WHAT YOU HAVE TO DO: Turn the stretch of the data from the line that contains "participants-label: Participants —" through the line that contains "windows-taskbar: Search 5" into a Markdown table with the columns Row and Line. Number each line in Row and skip any blank lines.

MATERIAL PROVIDED:
╭──
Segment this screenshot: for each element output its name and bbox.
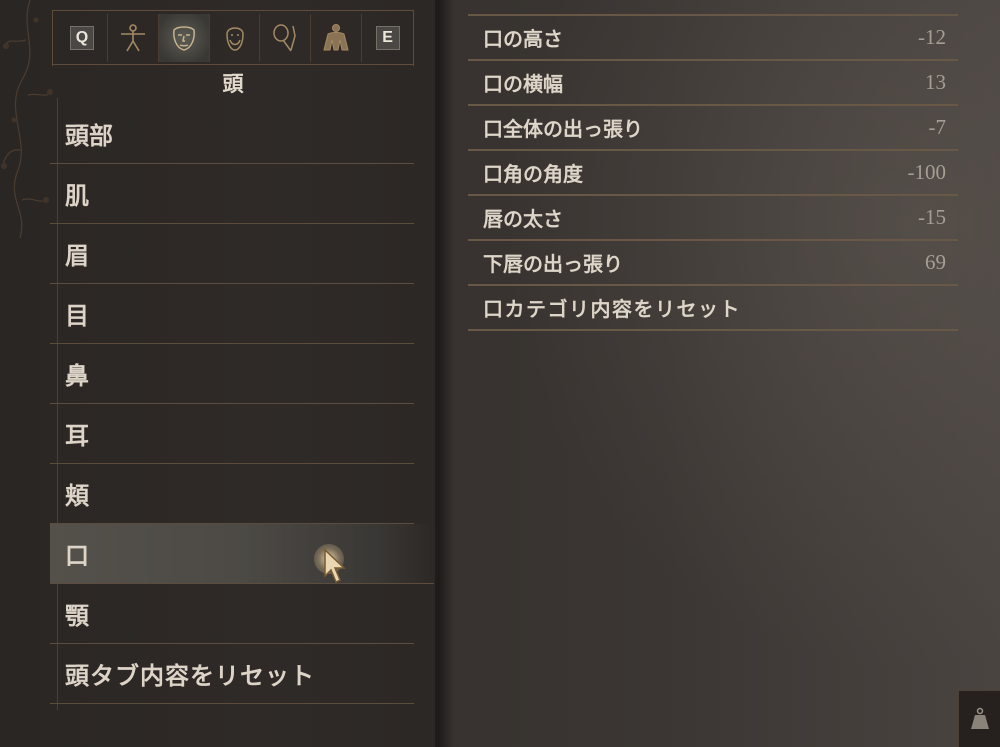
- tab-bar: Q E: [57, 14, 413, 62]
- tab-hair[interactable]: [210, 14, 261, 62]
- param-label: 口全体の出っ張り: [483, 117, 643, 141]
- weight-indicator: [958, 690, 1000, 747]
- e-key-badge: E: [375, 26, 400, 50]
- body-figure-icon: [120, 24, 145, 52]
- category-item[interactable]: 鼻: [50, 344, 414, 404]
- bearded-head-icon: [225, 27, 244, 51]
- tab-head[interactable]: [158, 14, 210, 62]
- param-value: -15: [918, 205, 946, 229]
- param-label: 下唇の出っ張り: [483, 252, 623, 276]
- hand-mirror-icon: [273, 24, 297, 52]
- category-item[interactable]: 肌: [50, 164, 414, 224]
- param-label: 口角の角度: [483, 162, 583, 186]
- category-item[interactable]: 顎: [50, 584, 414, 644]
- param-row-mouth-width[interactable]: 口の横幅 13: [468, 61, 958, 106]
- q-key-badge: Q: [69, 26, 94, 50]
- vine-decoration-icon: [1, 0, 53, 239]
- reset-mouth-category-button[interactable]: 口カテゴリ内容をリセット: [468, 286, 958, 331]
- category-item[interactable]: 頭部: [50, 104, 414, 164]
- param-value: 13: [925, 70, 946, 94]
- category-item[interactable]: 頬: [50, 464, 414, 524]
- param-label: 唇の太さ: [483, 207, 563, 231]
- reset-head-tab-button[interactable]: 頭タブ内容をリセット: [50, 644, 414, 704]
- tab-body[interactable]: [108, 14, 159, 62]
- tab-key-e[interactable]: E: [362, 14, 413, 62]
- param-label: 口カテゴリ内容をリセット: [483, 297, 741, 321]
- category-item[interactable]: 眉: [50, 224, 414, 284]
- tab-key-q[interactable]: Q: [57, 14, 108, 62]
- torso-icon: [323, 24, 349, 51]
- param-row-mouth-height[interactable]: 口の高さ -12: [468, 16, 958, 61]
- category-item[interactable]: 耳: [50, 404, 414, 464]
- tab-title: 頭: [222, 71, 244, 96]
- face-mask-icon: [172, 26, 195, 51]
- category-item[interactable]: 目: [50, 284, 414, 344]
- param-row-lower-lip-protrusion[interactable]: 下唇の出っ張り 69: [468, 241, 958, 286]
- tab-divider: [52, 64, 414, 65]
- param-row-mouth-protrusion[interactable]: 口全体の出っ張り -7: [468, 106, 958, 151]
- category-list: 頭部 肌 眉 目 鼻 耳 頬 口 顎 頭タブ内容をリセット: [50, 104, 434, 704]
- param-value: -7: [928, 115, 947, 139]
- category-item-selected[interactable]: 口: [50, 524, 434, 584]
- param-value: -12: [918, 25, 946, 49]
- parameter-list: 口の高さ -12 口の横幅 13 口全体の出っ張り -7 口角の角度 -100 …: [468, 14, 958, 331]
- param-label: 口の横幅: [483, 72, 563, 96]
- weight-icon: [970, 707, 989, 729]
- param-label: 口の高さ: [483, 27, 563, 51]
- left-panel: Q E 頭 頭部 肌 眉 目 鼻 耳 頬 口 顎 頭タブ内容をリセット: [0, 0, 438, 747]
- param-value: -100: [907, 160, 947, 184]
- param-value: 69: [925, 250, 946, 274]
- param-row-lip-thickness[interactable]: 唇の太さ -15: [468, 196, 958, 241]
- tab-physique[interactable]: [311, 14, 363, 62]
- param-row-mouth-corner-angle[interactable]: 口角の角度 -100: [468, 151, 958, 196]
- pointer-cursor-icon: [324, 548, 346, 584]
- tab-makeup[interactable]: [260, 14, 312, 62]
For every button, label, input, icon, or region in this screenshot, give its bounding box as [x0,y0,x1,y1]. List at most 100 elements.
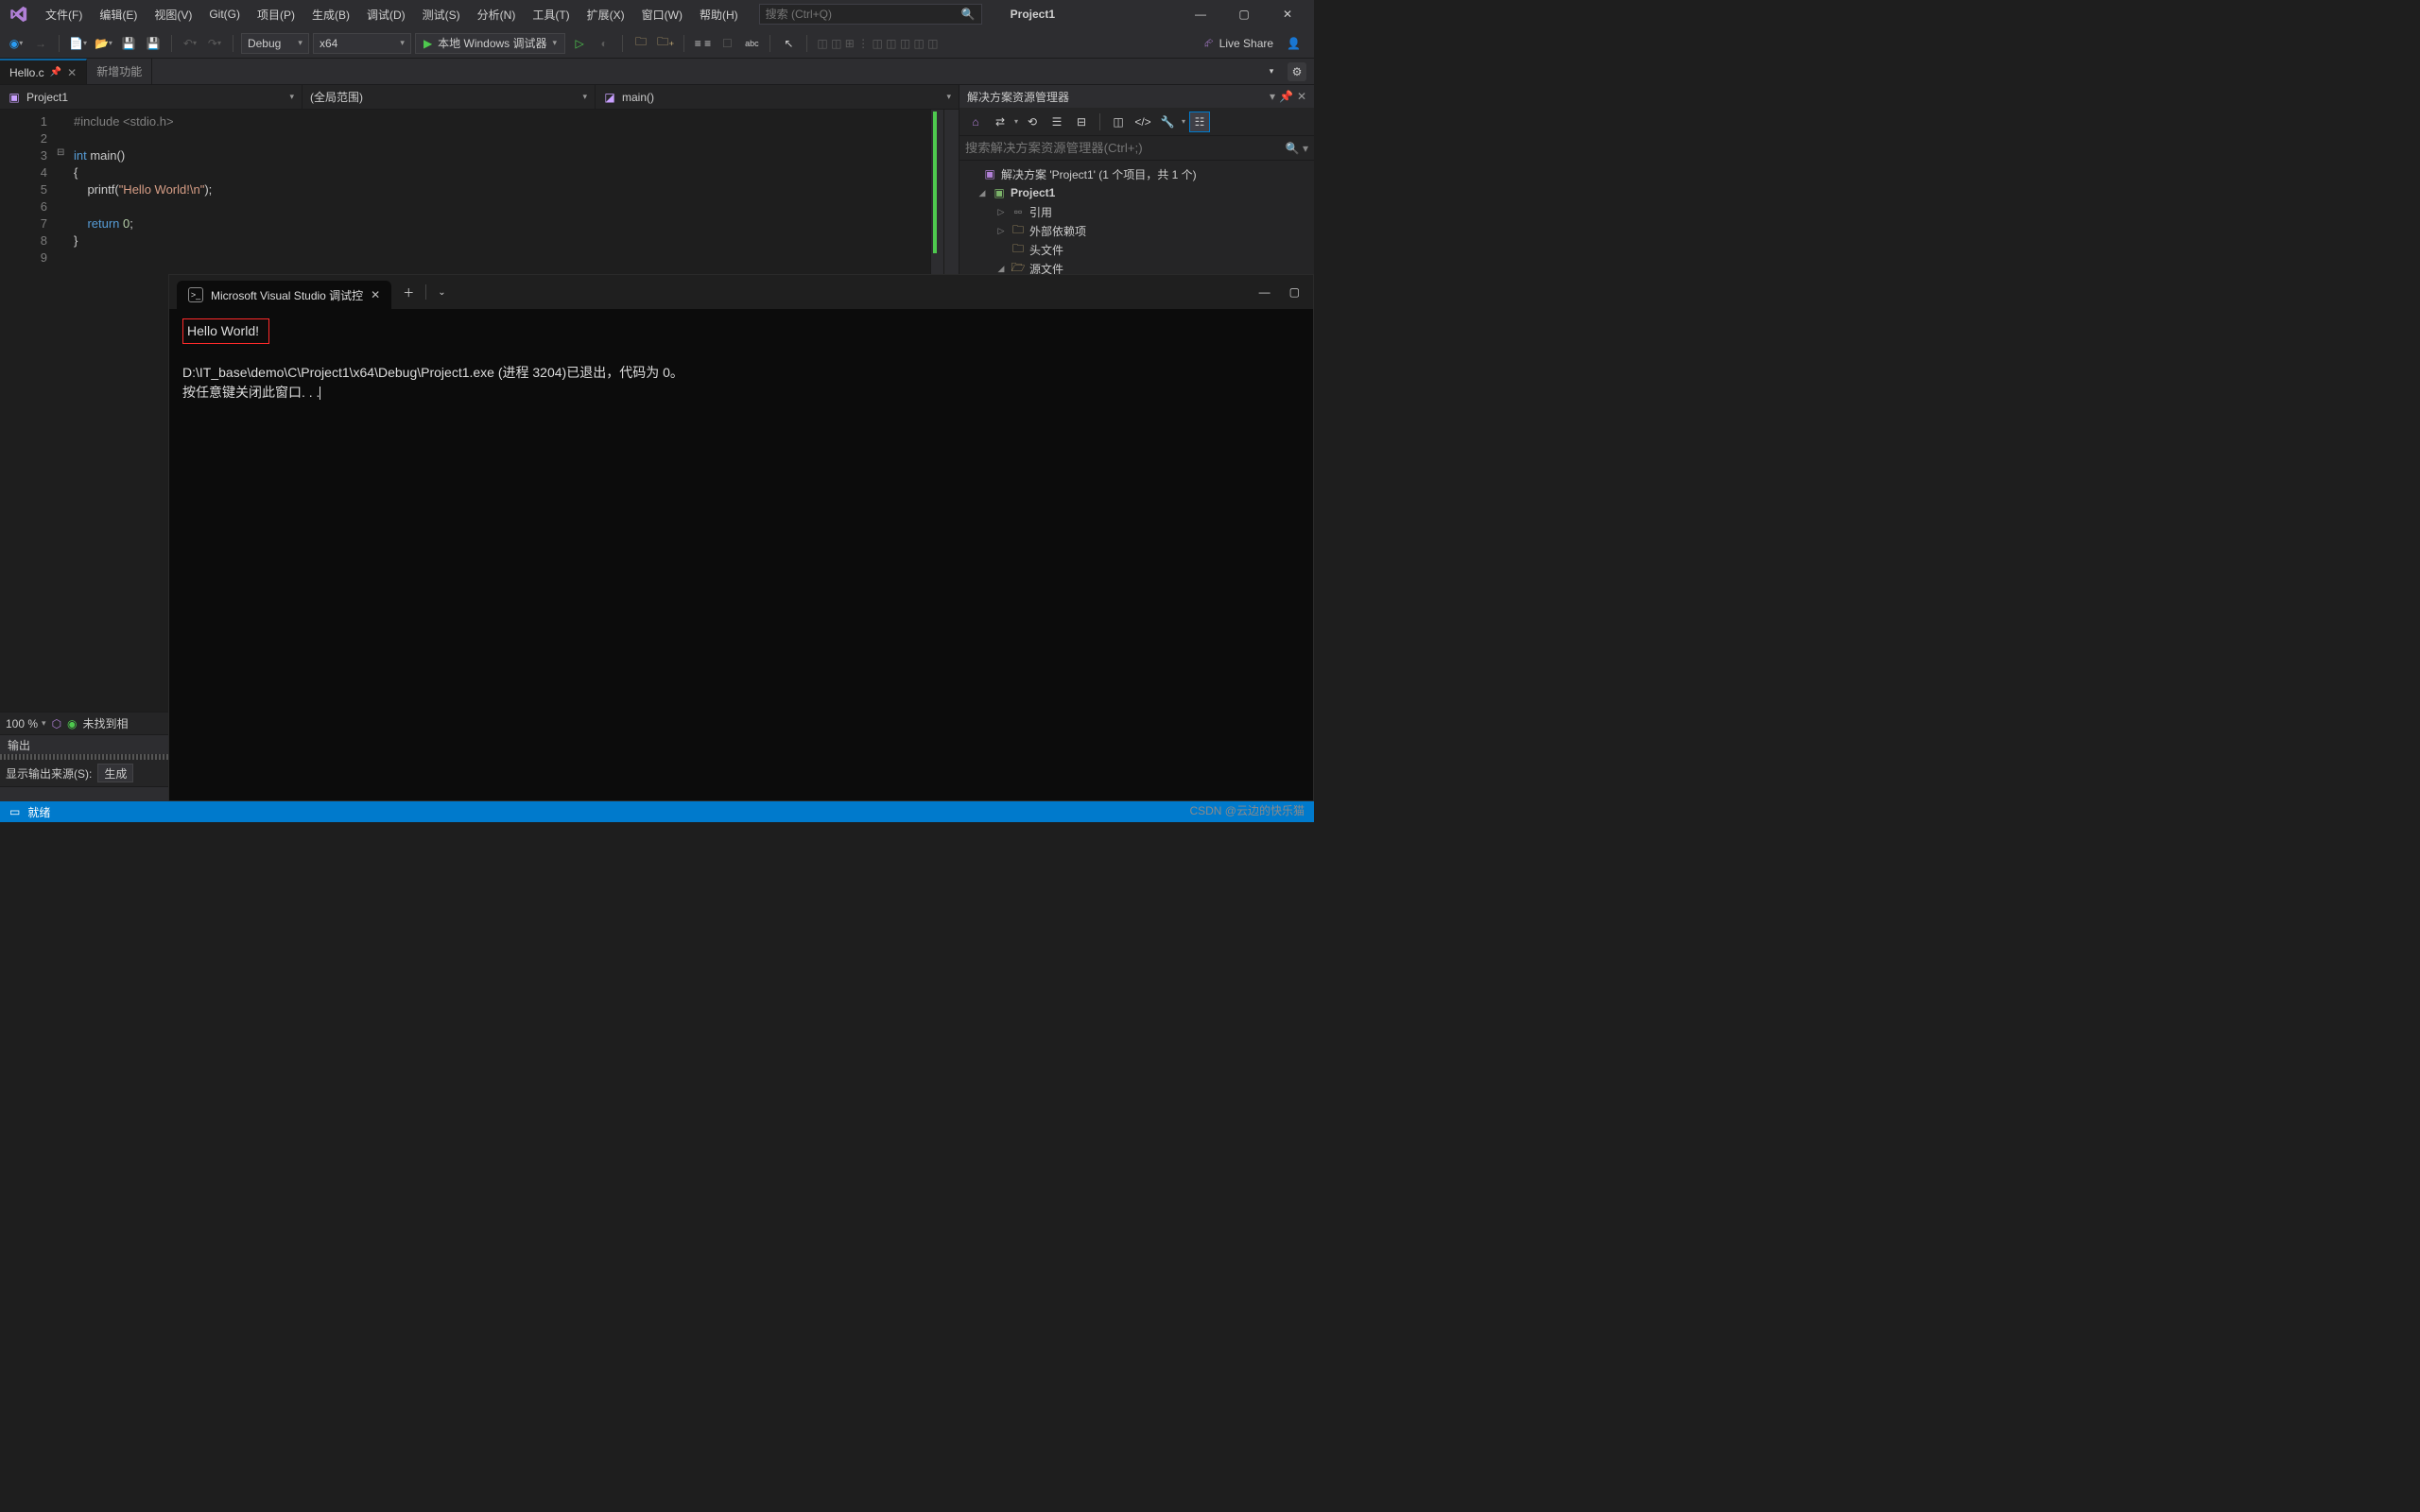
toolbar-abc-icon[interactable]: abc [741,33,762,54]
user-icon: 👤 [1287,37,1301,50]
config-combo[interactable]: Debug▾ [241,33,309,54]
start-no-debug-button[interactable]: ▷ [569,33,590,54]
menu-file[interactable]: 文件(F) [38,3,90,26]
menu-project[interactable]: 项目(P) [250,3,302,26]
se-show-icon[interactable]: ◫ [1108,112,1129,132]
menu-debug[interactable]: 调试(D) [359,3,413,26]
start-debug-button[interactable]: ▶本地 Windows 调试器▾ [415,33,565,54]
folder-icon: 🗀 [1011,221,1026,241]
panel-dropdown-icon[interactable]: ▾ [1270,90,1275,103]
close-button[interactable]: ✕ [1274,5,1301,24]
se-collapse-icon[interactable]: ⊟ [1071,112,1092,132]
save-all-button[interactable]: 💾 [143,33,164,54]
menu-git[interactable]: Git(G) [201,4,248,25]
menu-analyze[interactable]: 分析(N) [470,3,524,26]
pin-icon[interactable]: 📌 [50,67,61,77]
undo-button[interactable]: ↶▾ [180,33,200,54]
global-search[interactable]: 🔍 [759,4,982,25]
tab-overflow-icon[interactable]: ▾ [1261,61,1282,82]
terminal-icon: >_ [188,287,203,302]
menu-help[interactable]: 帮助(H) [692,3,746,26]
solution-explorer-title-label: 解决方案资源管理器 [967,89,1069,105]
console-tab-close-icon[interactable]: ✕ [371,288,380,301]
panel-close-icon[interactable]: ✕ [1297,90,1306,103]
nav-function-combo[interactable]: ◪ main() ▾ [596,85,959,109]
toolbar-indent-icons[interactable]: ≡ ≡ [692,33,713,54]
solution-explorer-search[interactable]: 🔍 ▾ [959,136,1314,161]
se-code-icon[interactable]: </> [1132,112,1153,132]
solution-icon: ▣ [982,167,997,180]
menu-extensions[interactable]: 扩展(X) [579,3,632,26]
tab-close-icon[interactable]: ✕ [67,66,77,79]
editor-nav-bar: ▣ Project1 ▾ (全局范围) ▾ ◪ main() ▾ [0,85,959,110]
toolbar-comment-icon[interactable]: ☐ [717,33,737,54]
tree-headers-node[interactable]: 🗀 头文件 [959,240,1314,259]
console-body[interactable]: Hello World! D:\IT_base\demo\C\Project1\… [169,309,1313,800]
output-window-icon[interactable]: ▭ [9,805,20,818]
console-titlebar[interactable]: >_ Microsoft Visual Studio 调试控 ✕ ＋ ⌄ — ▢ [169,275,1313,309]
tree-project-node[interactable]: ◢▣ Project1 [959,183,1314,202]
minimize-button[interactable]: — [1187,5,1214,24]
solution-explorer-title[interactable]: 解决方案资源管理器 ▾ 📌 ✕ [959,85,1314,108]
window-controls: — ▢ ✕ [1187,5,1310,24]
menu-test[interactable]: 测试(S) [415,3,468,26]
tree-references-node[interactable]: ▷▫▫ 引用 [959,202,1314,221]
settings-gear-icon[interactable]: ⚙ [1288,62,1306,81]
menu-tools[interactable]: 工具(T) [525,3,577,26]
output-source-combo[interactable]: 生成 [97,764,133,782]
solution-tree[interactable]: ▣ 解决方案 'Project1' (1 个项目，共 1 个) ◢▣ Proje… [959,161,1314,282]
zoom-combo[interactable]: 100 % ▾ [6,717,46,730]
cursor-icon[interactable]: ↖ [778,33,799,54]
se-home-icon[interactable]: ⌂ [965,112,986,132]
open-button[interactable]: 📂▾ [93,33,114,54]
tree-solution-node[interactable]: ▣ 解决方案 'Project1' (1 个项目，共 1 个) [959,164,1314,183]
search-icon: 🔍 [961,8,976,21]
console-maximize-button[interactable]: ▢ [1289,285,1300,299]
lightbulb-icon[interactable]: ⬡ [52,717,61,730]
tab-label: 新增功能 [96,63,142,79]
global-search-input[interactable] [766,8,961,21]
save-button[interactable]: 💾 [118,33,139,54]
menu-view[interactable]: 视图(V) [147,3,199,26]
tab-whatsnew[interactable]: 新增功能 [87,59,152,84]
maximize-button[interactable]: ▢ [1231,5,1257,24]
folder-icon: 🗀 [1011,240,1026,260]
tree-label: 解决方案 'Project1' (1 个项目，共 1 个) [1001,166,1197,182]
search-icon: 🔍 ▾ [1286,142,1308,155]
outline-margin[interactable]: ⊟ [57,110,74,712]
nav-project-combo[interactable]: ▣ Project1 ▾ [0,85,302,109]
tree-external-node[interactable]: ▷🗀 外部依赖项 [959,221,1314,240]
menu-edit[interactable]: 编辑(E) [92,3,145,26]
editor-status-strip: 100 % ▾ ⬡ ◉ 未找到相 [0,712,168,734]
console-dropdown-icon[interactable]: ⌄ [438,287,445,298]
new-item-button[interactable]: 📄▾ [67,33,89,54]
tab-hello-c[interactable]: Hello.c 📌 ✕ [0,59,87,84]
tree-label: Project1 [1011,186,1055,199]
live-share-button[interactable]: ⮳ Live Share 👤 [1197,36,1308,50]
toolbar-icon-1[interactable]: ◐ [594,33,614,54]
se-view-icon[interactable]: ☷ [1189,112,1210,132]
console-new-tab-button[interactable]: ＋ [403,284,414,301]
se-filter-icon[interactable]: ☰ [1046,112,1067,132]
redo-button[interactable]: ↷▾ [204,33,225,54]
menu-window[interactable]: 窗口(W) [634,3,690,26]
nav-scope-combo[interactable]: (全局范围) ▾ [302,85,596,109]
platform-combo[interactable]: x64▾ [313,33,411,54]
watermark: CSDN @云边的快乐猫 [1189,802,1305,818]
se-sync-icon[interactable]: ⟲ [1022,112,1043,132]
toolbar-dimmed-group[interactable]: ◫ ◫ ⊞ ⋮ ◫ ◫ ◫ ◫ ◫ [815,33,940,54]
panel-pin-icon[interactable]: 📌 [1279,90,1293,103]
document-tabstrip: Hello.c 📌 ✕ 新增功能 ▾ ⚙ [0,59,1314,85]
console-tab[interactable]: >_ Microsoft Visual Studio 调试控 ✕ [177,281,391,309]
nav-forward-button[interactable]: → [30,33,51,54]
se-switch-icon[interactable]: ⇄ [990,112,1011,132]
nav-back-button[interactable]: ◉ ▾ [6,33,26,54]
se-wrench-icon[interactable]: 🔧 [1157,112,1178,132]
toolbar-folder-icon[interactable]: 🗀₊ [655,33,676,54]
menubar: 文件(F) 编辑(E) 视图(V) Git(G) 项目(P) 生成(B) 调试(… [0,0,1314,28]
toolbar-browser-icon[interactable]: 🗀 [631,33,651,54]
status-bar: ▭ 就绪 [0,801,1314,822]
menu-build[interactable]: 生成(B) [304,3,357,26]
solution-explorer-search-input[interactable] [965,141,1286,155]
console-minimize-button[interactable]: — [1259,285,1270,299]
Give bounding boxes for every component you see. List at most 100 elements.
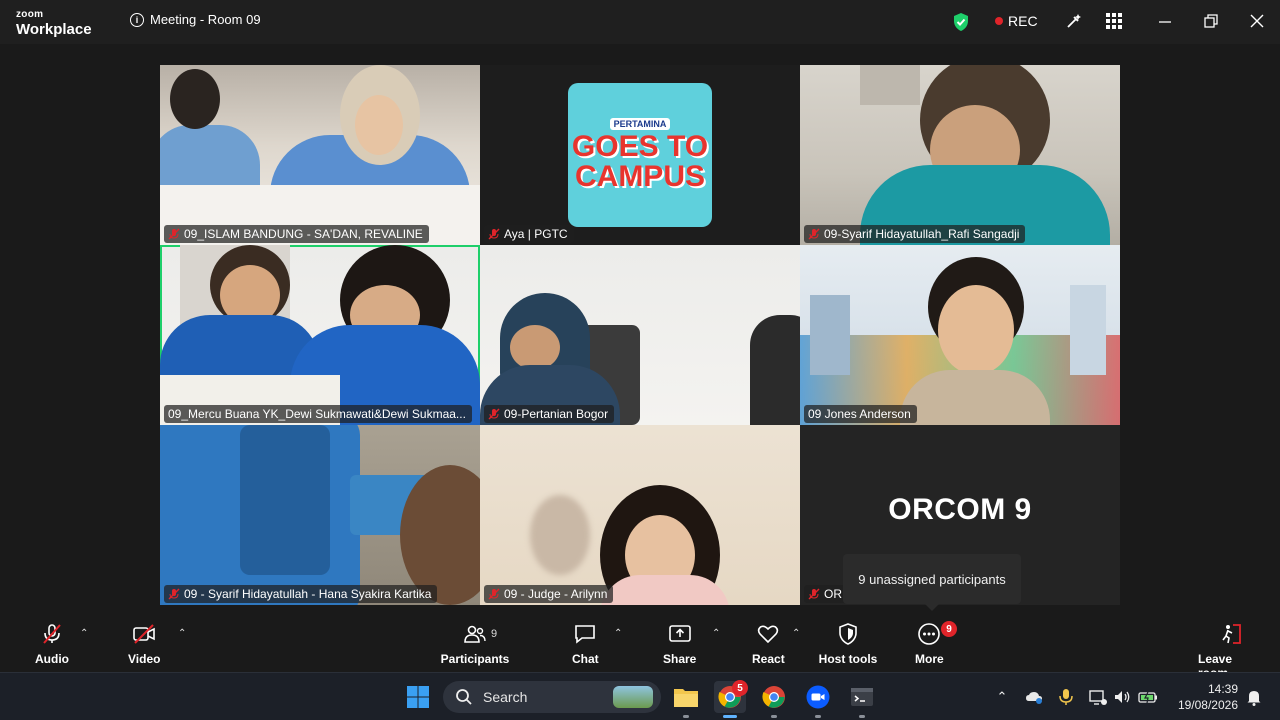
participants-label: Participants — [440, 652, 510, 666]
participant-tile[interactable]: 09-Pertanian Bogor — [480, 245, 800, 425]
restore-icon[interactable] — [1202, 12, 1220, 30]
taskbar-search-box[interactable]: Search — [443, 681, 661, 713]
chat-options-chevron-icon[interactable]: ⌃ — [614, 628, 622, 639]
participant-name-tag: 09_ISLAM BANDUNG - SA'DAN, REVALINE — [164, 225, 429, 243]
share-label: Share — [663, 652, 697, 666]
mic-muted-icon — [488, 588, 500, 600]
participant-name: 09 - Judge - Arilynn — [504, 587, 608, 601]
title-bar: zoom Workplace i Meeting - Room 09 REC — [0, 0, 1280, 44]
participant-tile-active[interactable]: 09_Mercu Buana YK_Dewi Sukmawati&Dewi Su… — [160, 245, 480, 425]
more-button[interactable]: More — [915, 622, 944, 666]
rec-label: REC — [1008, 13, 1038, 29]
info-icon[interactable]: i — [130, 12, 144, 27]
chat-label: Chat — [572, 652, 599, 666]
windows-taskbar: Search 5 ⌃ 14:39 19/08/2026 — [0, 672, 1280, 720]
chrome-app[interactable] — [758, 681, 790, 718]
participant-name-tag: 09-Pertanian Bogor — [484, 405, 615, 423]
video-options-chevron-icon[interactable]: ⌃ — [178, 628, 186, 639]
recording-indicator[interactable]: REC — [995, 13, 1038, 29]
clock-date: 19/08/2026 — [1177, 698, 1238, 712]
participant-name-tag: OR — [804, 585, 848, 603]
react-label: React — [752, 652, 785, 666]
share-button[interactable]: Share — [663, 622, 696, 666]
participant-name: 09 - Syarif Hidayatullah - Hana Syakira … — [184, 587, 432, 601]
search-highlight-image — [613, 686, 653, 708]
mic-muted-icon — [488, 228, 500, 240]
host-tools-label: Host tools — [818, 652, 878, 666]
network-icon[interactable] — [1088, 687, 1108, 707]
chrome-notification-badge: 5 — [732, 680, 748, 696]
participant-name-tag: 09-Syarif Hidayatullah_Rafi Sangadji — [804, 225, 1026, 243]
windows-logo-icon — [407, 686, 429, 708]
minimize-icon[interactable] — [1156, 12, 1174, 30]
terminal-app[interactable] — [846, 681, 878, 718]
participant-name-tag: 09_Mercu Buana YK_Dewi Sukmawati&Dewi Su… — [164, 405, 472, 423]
╰──
WRITTEN ANSWER:
| Row | Line |
|---|---|
| 1 | participants-label: Participants — [440, 652, 510, 666] |
| 2 | participant-tile[interactable]: 09-Pertanian Bogor — [480, 245, 800, 425] |
| 3 | restore-icon[interactable] — [1202, 12, 1220, 30] |
| 4 | taskbar-search-box[interactable]: Search — [443, 681, 661, 713] |
| 5 | chat-options-chevron-icon[interactable]: ⌃ — [614, 628, 622, 639] |
| 6 | participant-name-tag: 09_ISLAM BANDUNG - SA'DAN, REVALINE — [164, 225, 429, 243] |
| 7 | share-label: Share — [663, 652, 697, 666] |
| 8 | mic-muted-icon — [488, 588, 500, 600] |
| 9 | participant-name: 09 - Judge - Arilynn — [504, 587, 608, 601] |
| 10 | title-bar: zoom Workplace i Meeting - Room 09 REC — [0, 0, 1280, 44] |
| 11 | participant-tile-active[interactable]: 09_Mercu Buana YK_Dewi Sukmawati&Dewi Su… — [160, 245, 480, 425] |
| 12 | more-button[interactable]: More — [915, 622, 944, 666] |
| 13 | rec-label: REC — [1008, 13, 1038, 29] |
| 14 | info-icon[interactable]: i — [130, 12, 144, 27] |
| 15 | chat-label: Chat — [572, 652, 599, 666] |
| 16 | windows-taskbar: Search 5 ⌃ 14:39 19/08/2026 — [0, 672, 1280, 720] |